# Data records
++++++++++++++++++++

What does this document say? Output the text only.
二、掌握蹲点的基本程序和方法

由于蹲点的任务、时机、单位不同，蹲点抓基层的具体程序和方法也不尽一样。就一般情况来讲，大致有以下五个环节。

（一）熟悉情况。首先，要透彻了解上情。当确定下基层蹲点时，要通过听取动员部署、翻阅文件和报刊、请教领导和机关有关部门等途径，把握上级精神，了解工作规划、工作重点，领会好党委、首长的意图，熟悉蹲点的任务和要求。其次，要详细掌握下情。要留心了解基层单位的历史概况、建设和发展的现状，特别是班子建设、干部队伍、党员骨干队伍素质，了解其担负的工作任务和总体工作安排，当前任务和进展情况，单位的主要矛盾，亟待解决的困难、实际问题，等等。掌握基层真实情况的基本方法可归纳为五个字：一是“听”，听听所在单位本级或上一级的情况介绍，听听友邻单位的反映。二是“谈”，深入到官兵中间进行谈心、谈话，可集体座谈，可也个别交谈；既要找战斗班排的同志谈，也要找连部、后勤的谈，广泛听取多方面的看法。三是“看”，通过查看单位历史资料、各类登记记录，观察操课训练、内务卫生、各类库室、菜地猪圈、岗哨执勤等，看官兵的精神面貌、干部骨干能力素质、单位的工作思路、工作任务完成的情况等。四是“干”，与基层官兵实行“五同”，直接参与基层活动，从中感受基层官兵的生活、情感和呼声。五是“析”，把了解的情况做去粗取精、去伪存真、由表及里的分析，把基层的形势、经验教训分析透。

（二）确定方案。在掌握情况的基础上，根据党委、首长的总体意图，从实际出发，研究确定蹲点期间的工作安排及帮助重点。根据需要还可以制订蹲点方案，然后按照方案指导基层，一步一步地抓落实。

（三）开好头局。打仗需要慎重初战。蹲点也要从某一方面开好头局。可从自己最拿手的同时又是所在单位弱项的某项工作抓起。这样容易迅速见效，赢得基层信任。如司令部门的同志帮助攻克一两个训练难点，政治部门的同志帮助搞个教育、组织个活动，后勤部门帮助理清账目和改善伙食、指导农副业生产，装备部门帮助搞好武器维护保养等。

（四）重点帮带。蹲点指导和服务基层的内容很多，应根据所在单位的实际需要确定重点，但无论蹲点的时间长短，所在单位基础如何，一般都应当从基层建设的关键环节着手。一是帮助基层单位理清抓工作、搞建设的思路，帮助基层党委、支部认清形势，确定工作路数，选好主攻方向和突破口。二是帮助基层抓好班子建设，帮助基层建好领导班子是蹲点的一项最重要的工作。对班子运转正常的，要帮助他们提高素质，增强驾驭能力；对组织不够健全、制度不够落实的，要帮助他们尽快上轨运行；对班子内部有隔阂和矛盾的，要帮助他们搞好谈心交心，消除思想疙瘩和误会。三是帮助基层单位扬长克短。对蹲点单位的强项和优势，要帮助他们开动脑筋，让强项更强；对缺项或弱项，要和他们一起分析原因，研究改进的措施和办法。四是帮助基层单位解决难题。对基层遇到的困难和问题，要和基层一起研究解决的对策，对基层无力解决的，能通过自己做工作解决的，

++++++++++++++++++++

# PROBLEM
Each record above must be given again exactly.

# WRITTEN RESPONSE
What does this document say? Output the text only.
二、掌握蹲点的基本程序和方法

由于蹲点的任务、时机、单位不同，蹲点抓基层的具体程序和方法也不尽一样。就一般情况来讲，大致有以下五个环节。

（一）熟悉情况。首先，要透彻了解上情。当确定下基层蹲点时，要通过听取动员部署、翻阅文件和报刊、请教领导和机关有关部门等途径，把握上级精神，了解工作规划、工作重点，领会好党委、首长的意图，熟悉蹲点的任务和要求。其次，要详细掌握下情。要留心了解基层单位的历史概况、建设和发展的现状，特别是班子建设、干部队伍、党员骨干队伍素质，了解其担负的工作任务和总体工作安排，当前任务和进展情况，单位的主要矛盾，亟待解决的困难、实际问题，等等。掌握基层真实情况的基本方法可归纳为五个字：一是“听”，听听所在单位本级或上一级的情况介绍，听听友邻单位的反映。二是“谈”，深入到官兵中间进行谈心、谈话，可集体座谈，可也个别交谈；既要找战斗班排的同志谈，也要找连部、后勤的谈，广泛听取多方面的看法。三是“看”，通过查看单位历史资料、各类登记记录，观察操课训练、内务卫生、各类库室、菜地猪圈、岗哨执勤等，看官兵的精神面貌、干部骨干能力素质、单位的工作思路、工作任务完成的情况等。四是“干”，与基层官兵实行“五同”，直接参与基层活动，从中感受基层官兵的生活、情感和呼声。五是“析”，把了解的情况做去粗取精、去伪存真、由表及里的分析，把基层的形势、经验教训分析透。

（二）确定方案。在掌握情况的基础上，根据党委、首长的总体意图，从实际出发，研究确定蹲点期间的工作安排及帮助重点。根据需要还可以制订蹲点方案，然后按照方案指导基层，一步一步地抓落实。

（三）开好头局。打仗需要慎重初战。蹲点也要从某一方面开好头局。可从自己最拿手的同时又是所在单位弱项的某项工作抓起。这样容易迅速见效，赢得基层信任。如司令部门的同志帮助攻克一两个训练难点，政治部门的同志帮助搞个教育、组织个活动，后勤部门帮助理清账目和改善伙食、指导农副业生产，装备部门帮助搞好武器维护保养等。

（四）重点帮带。蹲点指导和服务基层的内容很多，应根据所在单位的实际需要确定重点，但无论蹲点的时间长短，所在单位基础如何，一般都应当从基层建设的关键环节着手。一是帮助基层单位理清抓工作、搞建设的思路，帮助基层党委、支部认清形势，确定工作路数，选好主攻方向和突破口。二是帮助基层抓好班子建设，帮助基层建好领导班子是蹲点的一项最重要的工作。对班子运转正常的，要帮助他们提高素质，增强驾驭能力；对组织不够健全、制度不够落实的，要帮助他们尽快上轨运行；对班子内部有隔阂和矛盾的，要帮助他们搞好谈心交心，消除思想疙瘩和误会。三是帮助基层单位扬长克短。对蹲点单位的强项和优势，要帮助他们开动脑筋，让强项更强；对缺项或弱项，要和他们一起分析原因，研究改进的措施和办法。四是帮助基层单位解决难题。对基层遇到的困难和问题，要和基层一起研究解决的对策，对基层无力解决的，能通过自己做工作解决的，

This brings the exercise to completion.